Brief: For the records that follow, return only the count of lines containing the string "title".

Stored items
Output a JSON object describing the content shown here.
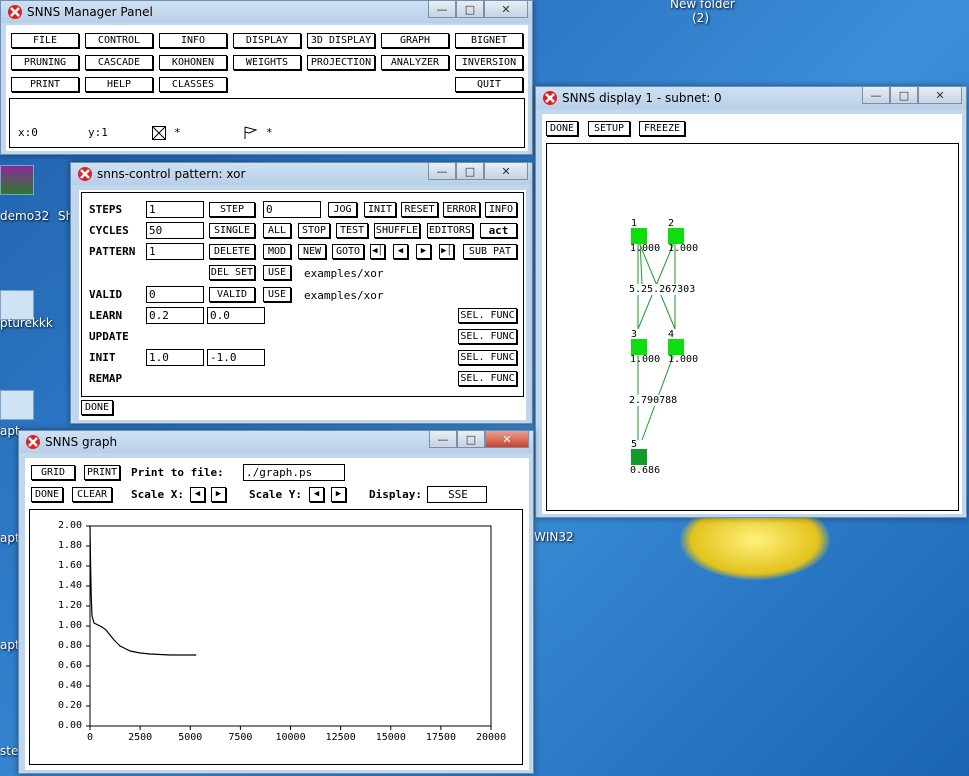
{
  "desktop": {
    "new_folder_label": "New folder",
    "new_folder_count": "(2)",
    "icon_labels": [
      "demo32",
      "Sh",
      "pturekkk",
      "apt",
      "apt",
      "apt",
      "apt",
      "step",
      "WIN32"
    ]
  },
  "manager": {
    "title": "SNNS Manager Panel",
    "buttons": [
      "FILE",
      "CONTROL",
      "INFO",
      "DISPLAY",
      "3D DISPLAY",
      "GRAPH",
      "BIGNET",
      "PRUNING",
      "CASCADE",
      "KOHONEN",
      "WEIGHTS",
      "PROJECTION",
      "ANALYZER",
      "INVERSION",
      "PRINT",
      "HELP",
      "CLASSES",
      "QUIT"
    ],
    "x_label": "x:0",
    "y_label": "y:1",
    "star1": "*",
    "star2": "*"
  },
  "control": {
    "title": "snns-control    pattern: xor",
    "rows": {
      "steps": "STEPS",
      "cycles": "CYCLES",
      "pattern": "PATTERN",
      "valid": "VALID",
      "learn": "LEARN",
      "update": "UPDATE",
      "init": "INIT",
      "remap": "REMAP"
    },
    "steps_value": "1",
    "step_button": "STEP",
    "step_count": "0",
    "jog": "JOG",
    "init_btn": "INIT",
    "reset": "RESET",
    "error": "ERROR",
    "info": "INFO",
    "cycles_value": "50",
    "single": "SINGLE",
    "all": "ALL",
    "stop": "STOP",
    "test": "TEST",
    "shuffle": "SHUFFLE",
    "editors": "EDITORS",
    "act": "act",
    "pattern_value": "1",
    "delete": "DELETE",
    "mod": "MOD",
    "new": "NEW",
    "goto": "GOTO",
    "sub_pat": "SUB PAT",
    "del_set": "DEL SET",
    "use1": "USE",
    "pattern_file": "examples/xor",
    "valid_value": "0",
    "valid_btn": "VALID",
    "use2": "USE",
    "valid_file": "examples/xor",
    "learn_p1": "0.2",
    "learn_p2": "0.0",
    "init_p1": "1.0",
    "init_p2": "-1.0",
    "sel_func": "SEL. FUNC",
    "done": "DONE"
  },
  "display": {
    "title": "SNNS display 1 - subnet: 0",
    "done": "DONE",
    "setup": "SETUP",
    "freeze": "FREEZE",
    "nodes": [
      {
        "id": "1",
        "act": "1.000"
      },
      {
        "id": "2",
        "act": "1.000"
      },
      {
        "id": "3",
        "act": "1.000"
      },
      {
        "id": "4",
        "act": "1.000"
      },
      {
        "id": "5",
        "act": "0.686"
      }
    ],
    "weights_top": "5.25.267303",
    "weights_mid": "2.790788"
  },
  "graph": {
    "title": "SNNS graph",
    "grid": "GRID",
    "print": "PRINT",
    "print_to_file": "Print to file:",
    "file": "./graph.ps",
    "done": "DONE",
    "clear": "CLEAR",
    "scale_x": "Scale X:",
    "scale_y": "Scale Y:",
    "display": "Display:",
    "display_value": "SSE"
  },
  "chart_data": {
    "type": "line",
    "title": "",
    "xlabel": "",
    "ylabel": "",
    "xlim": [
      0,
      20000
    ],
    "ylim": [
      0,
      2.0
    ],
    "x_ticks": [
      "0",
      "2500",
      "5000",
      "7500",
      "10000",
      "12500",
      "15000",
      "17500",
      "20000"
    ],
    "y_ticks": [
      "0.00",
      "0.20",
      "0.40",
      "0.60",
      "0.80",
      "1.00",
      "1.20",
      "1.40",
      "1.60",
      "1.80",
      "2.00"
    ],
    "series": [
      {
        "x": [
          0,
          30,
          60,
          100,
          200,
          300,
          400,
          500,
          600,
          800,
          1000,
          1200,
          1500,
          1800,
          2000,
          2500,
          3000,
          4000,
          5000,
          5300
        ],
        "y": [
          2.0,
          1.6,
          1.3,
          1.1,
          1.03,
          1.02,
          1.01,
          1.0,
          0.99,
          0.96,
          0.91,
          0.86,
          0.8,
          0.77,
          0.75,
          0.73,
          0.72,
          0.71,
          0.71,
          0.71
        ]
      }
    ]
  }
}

...

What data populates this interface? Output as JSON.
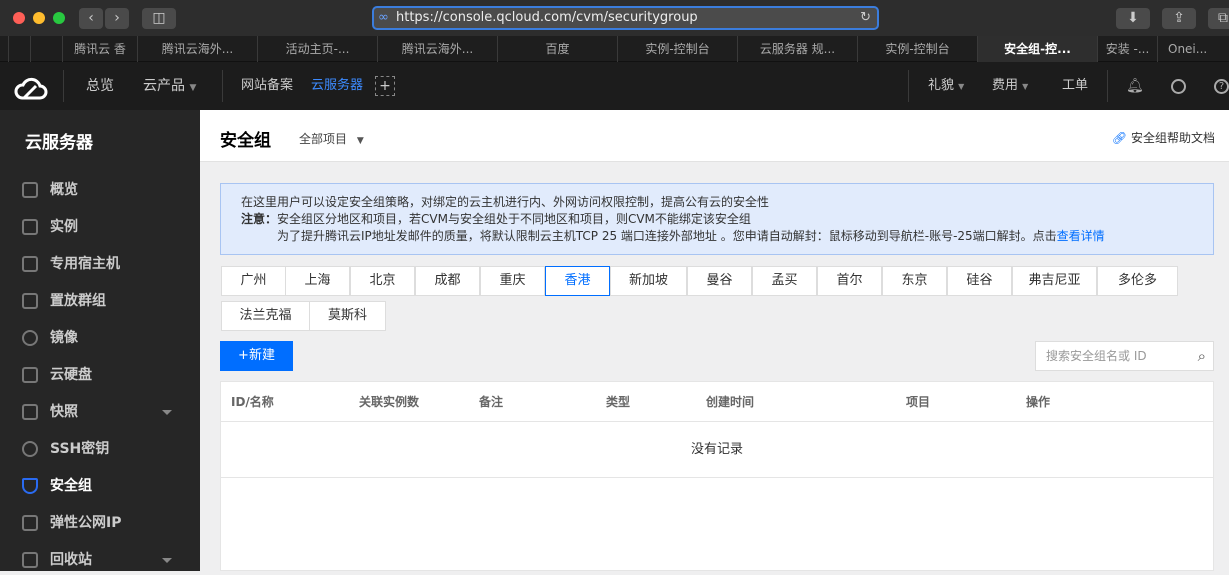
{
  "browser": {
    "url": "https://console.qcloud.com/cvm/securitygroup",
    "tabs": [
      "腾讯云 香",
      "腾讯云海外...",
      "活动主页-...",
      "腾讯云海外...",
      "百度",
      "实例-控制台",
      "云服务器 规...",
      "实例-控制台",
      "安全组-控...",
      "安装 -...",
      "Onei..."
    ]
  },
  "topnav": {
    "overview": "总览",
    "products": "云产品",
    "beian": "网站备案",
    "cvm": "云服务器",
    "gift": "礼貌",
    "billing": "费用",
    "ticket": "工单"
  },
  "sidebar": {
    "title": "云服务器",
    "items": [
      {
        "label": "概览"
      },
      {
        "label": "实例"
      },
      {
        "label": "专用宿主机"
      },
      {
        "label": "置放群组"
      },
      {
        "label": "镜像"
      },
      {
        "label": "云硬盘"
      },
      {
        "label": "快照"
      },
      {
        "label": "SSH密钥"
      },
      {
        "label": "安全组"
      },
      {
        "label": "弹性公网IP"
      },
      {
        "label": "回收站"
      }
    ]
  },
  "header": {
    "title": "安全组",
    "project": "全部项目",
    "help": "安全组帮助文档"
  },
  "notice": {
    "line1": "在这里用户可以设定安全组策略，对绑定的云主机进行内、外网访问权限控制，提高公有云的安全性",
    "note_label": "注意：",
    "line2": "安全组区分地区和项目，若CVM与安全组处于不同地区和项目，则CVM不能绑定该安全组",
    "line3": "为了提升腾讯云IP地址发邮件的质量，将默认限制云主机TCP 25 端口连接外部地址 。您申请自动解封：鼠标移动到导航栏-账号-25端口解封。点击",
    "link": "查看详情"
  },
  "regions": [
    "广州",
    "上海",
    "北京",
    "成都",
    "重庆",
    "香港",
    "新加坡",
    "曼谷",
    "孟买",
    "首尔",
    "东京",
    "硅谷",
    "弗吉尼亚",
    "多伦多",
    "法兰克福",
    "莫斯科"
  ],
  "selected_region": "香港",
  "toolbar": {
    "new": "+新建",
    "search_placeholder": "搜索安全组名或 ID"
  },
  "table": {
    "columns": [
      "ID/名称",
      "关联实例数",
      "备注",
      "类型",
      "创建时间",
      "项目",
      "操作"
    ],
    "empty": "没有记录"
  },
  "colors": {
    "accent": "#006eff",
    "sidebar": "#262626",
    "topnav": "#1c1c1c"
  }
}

* * *

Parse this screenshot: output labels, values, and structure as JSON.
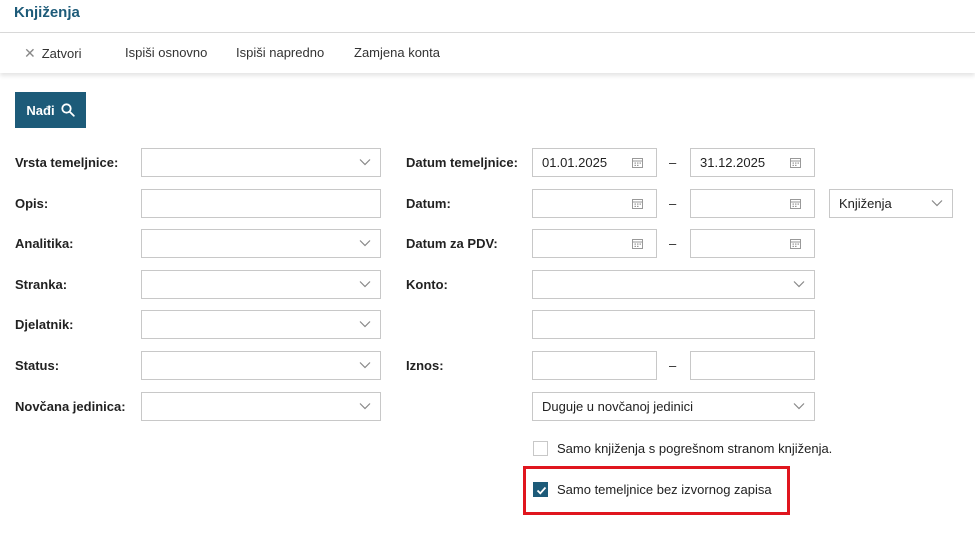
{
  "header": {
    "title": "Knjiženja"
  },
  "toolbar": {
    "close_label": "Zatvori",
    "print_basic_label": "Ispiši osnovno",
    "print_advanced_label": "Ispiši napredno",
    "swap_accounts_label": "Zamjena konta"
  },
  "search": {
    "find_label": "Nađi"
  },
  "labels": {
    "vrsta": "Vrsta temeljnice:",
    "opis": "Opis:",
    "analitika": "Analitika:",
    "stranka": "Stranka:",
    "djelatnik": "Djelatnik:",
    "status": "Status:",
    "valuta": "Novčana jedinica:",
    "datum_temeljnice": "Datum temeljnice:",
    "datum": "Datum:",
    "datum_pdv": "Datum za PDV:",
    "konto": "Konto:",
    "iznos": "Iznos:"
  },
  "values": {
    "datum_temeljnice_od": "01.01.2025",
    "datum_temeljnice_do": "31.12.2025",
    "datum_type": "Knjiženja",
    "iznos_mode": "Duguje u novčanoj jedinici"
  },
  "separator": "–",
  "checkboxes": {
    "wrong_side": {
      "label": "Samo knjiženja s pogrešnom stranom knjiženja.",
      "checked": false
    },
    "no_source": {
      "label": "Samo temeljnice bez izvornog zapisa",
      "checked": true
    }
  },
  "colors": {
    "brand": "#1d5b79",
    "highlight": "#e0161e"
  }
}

Answer for this exercise: 8